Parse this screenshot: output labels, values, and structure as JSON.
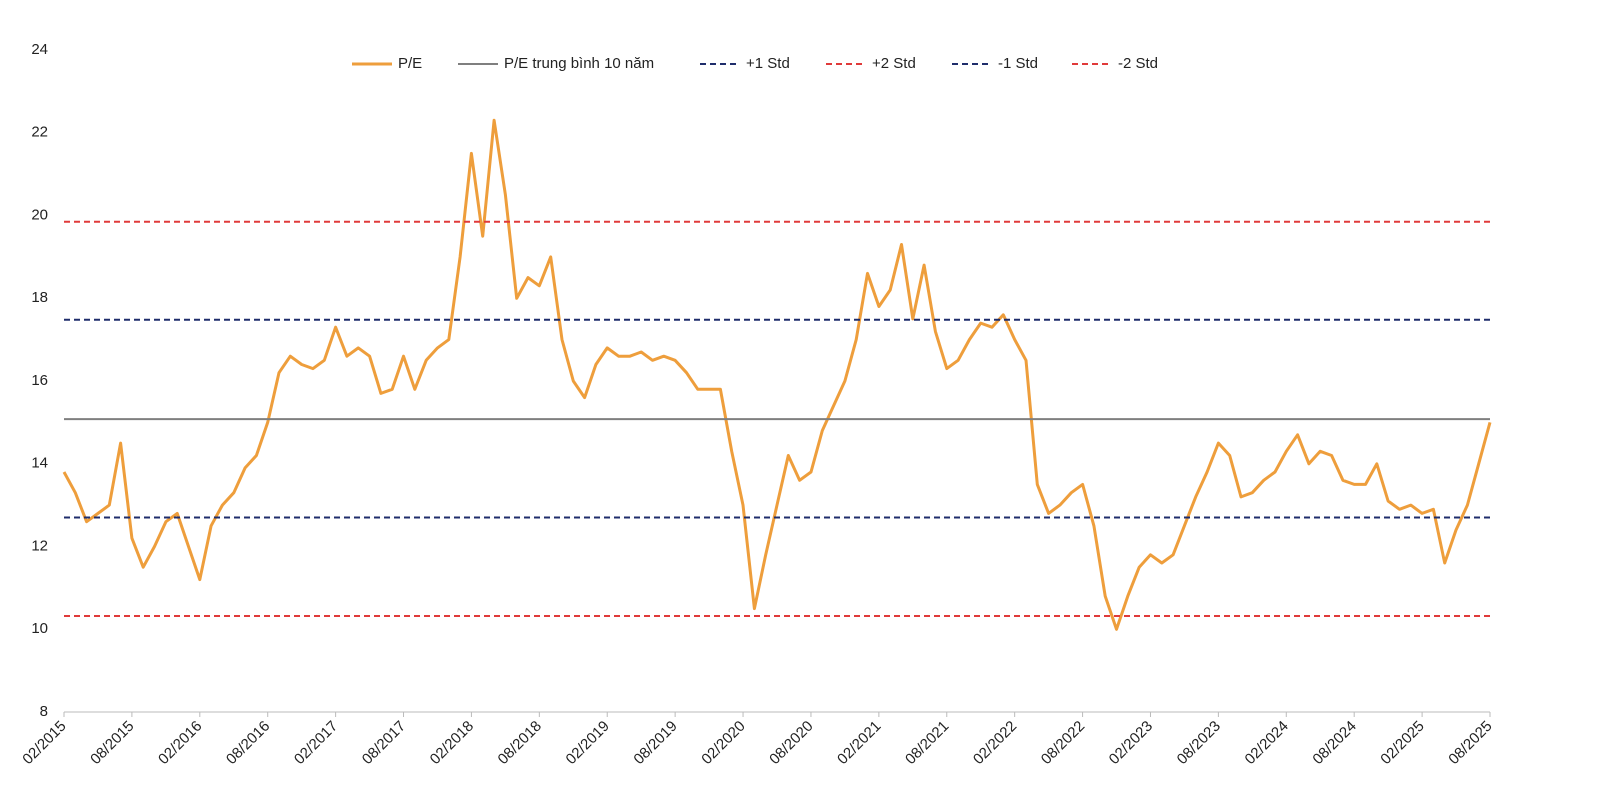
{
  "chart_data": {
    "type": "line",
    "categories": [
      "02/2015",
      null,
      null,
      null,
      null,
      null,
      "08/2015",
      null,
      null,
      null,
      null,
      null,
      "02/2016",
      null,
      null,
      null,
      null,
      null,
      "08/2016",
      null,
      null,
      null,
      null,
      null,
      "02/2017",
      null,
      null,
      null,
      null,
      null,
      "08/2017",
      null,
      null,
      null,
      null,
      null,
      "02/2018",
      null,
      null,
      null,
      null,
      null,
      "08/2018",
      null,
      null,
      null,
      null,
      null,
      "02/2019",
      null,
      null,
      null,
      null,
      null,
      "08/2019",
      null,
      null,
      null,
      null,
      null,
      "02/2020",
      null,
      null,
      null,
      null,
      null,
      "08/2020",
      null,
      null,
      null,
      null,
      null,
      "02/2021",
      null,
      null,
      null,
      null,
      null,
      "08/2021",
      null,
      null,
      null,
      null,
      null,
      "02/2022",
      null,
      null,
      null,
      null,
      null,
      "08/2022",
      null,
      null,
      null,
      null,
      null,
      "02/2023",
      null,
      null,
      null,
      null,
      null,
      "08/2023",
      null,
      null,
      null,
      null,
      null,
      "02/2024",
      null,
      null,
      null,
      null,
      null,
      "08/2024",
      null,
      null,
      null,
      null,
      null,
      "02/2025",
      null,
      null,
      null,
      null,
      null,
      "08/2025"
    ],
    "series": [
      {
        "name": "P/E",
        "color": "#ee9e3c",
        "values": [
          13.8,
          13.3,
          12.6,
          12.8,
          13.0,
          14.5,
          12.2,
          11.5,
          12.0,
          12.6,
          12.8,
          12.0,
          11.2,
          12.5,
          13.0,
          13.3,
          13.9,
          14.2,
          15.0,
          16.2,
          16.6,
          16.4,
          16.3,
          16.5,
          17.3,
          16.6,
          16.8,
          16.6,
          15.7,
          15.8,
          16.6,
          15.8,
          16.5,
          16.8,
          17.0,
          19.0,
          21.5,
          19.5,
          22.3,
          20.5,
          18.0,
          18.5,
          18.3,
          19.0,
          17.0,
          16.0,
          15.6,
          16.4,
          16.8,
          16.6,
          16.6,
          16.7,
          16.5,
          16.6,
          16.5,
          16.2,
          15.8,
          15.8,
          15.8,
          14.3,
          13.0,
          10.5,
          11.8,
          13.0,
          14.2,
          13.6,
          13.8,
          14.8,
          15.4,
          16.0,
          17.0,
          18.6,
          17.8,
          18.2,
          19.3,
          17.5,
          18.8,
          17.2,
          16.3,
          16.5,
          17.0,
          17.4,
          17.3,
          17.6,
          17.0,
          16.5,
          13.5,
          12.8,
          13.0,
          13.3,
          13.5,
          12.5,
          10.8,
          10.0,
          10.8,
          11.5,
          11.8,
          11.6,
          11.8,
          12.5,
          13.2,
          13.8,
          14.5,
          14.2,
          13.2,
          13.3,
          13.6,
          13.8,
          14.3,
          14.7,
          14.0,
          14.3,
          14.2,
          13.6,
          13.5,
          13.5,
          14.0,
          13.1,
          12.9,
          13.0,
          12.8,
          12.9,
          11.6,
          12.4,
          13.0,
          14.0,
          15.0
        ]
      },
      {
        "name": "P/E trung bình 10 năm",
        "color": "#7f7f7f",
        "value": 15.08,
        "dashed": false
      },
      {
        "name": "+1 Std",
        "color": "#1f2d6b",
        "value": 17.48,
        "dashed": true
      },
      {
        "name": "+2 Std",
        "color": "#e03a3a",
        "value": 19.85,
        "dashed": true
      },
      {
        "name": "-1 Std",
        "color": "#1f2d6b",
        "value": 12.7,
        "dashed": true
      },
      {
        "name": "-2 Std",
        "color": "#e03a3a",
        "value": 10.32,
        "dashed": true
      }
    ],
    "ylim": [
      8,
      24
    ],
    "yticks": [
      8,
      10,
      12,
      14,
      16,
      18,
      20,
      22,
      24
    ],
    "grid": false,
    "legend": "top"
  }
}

Task brief:
Each entry gets copied exactly; the pictures stay out.

Output:
Parse this screenshot: output labels, values, and structure as JSON.
{
  "chart_data": {
    "type": "line",
    "categories": [
      "02/2015",
      null,
      null,
      null,
      null,
      null,
      "08/2015",
      null,
      null,
      null,
      null,
      null,
      "02/2016",
      null,
      null,
      null,
      null,
      null,
      "08/2016",
      null,
      null,
      null,
      null,
      null,
      "02/2017",
      null,
      null,
      null,
      null,
      null,
      "08/2017",
      null,
      null,
      null,
      null,
      null,
      "02/2018",
      null,
      null,
      null,
      null,
      null,
      "08/2018",
      null,
      null,
      null,
      null,
      null,
      "02/2019",
      null,
      null,
      null,
      null,
      null,
      "08/2019",
      null,
      null,
      null,
      null,
      null,
      "02/2020",
      null,
      null,
      null,
      null,
      null,
      "08/2020",
      null,
      null,
      null,
      null,
      null,
      "02/2021",
      null,
      null,
      null,
      null,
      null,
      "08/2021",
      null,
      null,
      null,
      null,
      null,
      "02/2022",
      null,
      null,
      null,
      null,
      null,
      "08/2022",
      null,
      null,
      null,
      null,
      null,
      "02/2023",
      null,
      null,
      null,
      null,
      null,
      "08/2023",
      null,
      null,
      null,
      null,
      null,
      "02/2024",
      null,
      null,
      null,
      null,
      null,
      "08/2024",
      null,
      null,
      null,
      null,
      null,
      "02/2025",
      null,
      null,
      null,
      null,
      null,
      "08/2025"
    ],
    "series": [
      {
        "name": "P/E",
        "color": "#ee9e3c",
        "values": [
          13.8,
          13.3,
          12.6,
          12.8,
          13.0,
          14.5,
          12.2,
          11.5,
          12.0,
          12.6,
          12.8,
          12.0,
          11.2,
          12.5,
          13.0,
          13.3,
          13.9,
          14.2,
          15.0,
          16.2,
          16.6,
          16.4,
          16.3,
          16.5,
          17.3,
          16.6,
          16.8,
          16.6,
          15.7,
          15.8,
          16.6,
          15.8,
          16.5,
          16.8,
          17.0,
          19.0,
          21.5,
          19.5,
          22.3,
          20.5,
          18.0,
          18.5,
          18.3,
          19.0,
          17.0,
          16.0,
          15.6,
          16.4,
          16.8,
          16.6,
          16.6,
          16.7,
          16.5,
          16.6,
          16.5,
          16.2,
          15.8,
          15.8,
          15.8,
          14.3,
          13.0,
          10.5,
          11.8,
          13.0,
          14.2,
          13.6,
          13.8,
          14.8,
          15.4,
          16.0,
          17.0,
          18.6,
          17.8,
          18.2,
          19.3,
          17.5,
          18.8,
          17.2,
          16.3,
          16.5,
          17.0,
          17.4,
          17.3,
          17.6,
          17.0,
          16.5,
          13.5,
          12.8,
          13.0,
          13.3,
          13.5,
          12.5,
          10.8,
          10.0,
          10.8,
          11.5,
          11.8,
          11.6,
          11.8,
          12.5,
          13.2,
          13.8,
          14.5,
          14.2,
          13.2,
          13.3,
          13.6,
          13.8,
          14.3,
          14.7,
          14.0,
          14.3,
          14.2,
          13.6,
          13.5,
          13.5,
          14.0,
          13.1,
          12.9,
          13.0,
          12.8,
          12.9,
          11.6,
          12.4,
          13.0,
          14.0,
          15.0
        ]
      },
      {
        "name": "P/E trung bình 10 năm",
        "color": "#7f7f7f",
        "value": 15.08,
        "dashed": false
      },
      {
        "name": "+1 Std",
        "color": "#1f2d6b",
        "value": 17.48,
        "dashed": true
      },
      {
        "name": "+2 Std",
        "color": "#e03a3a",
        "value": 19.85,
        "dashed": true
      },
      {
        "name": "-1 Std",
        "color": "#1f2d6b",
        "value": 12.7,
        "dashed": true
      },
      {
        "name": "-2 Std",
        "color": "#e03a3a",
        "value": 10.32,
        "dashed": true
      }
    ],
    "ylim": [
      8,
      24
    ],
    "yticks": [
      8,
      10,
      12,
      14,
      16,
      18,
      20,
      22,
      24
    ],
    "grid": false,
    "legend": "top"
  }
}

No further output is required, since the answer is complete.